Give every line back verbatim, dropping all images.

######

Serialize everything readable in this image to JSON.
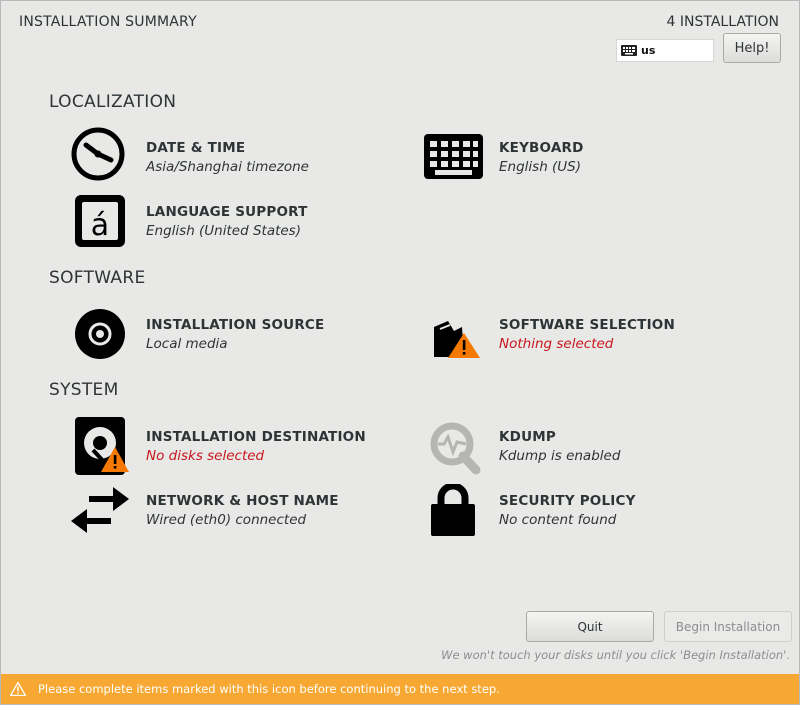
{
  "header": {
    "title": "INSTALLATION SUMMARY",
    "product": "4 INSTALLATION",
    "keyboard_layout": "us",
    "help_label": "Help!"
  },
  "sections": {
    "localization": "LOCALIZATION",
    "software": "SOFTWARE",
    "system": "SYSTEM"
  },
  "spokes": {
    "datetime": {
      "title": "DATE & TIME",
      "status": "Asia/Shanghai timezone",
      "icon": "clock-icon"
    },
    "keyboard": {
      "title": "KEYBOARD",
      "status": "English (US)",
      "icon": "keyboard-icon"
    },
    "language": {
      "title": "LANGUAGE SUPPORT",
      "status": "English (United States)",
      "icon": "language-icon"
    },
    "source": {
      "title": "INSTALLATION SOURCE",
      "status": "Local media",
      "icon": "disc-icon"
    },
    "software": {
      "title": "SOFTWARE SELECTION",
      "status": "Nothing selected",
      "icon": "package-warning-icon"
    },
    "destination": {
      "title": "INSTALLATION DESTINATION",
      "status": "No disks selected",
      "icon": "harddisk-warning-icon"
    },
    "kdump": {
      "title": "KDUMP",
      "status": "Kdump is enabled",
      "icon": "kdump-magnifier-icon"
    },
    "network": {
      "title": "NETWORK & HOST NAME",
      "status": "Wired (eth0) connected",
      "icon": "network-arrows-icon"
    },
    "security": {
      "title": "SECURITY POLICY",
      "status": "No content found",
      "icon": "lock-icon"
    }
  },
  "footer": {
    "quit_label": "Quit",
    "begin_label": "Begin Installation",
    "note": "We won't touch your disks until you click 'Begin Installation'.",
    "warning": "Please complete items marked with this icon before continuing to the next step."
  },
  "colors": {
    "background": "#e8e8e7",
    "warning_bar": "#f6a833",
    "warning_text": "#c8181d",
    "warning_icon": "#f57900"
  }
}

######

• COMPLETE ANSWER
Serialize everything readable in this image to JSON.
{
  "header": {
    "title": "INSTALLATION SUMMARY",
    "product": "4 INSTALLATION",
    "keyboard_layout": "us",
    "help_label": "Help!"
  },
  "sections": {
    "localization": "LOCALIZATION",
    "software": "SOFTWARE",
    "system": "SYSTEM"
  },
  "spokes": {
    "datetime": {
      "title": "DATE & TIME",
      "status": "Asia/Shanghai timezone",
      "icon": "clock-icon"
    },
    "keyboard": {
      "title": "KEYBOARD",
      "status": "English (US)",
      "icon": "keyboard-icon"
    },
    "language": {
      "title": "LANGUAGE SUPPORT",
      "status": "English (United States)",
      "icon": "language-icon"
    },
    "source": {
      "title": "INSTALLATION SOURCE",
      "status": "Local media",
      "icon": "disc-icon"
    },
    "software": {
      "title": "SOFTWARE SELECTION",
      "status": "Nothing selected",
      "icon": "package-warning-icon"
    },
    "destination": {
      "title": "INSTALLATION DESTINATION",
      "status": "No disks selected",
      "icon": "harddisk-warning-icon"
    },
    "kdump": {
      "title": "KDUMP",
      "status": "Kdump is enabled",
      "icon": "kdump-magnifier-icon"
    },
    "network": {
      "title": "NETWORK & HOST NAME",
      "status": "Wired (eth0) connected",
      "icon": "network-arrows-icon"
    },
    "security": {
      "title": "SECURITY POLICY",
      "status": "No content found",
      "icon": "lock-icon"
    }
  },
  "footer": {
    "quit_label": "Quit",
    "begin_label": "Begin Installation",
    "note": "We won't touch your disks until you click 'Begin Installation'.",
    "warning": "Please complete items marked with this icon before continuing to the next step."
  },
  "colors": {
    "background": "#e8e8e7",
    "warning_bar": "#f6a833",
    "warning_text": "#c8181d",
    "warning_icon": "#f57900"
  }
}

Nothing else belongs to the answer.